**EXERCISE OBJECTIVE**
Retype all material exactly. Pictures stay out of the copy.

**DATASET ROWS**
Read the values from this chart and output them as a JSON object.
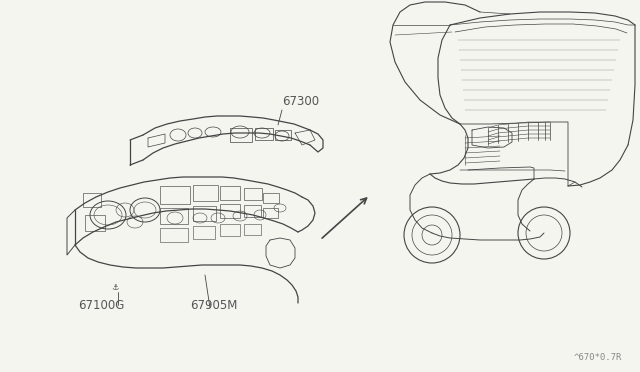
{
  "bg_color": "#f5f5f0",
  "line_color": "#444444",
  "label_color": "#555555",
  "part_code_text": "^670*0.7R",
  "figsize": [
    6.4,
    3.72
  ],
  "dpi": 100
}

**REPLY**
Read the values from this chart and output them as a JSON object.
{
  "bg_color": "#f5f5f0",
  "line_color": "#444444",
  "label_color": "#555555",
  "part_code_text": "^670*0.7R",
  "figsize": [
    6.4,
    3.72
  ],
  "dpi": 100
}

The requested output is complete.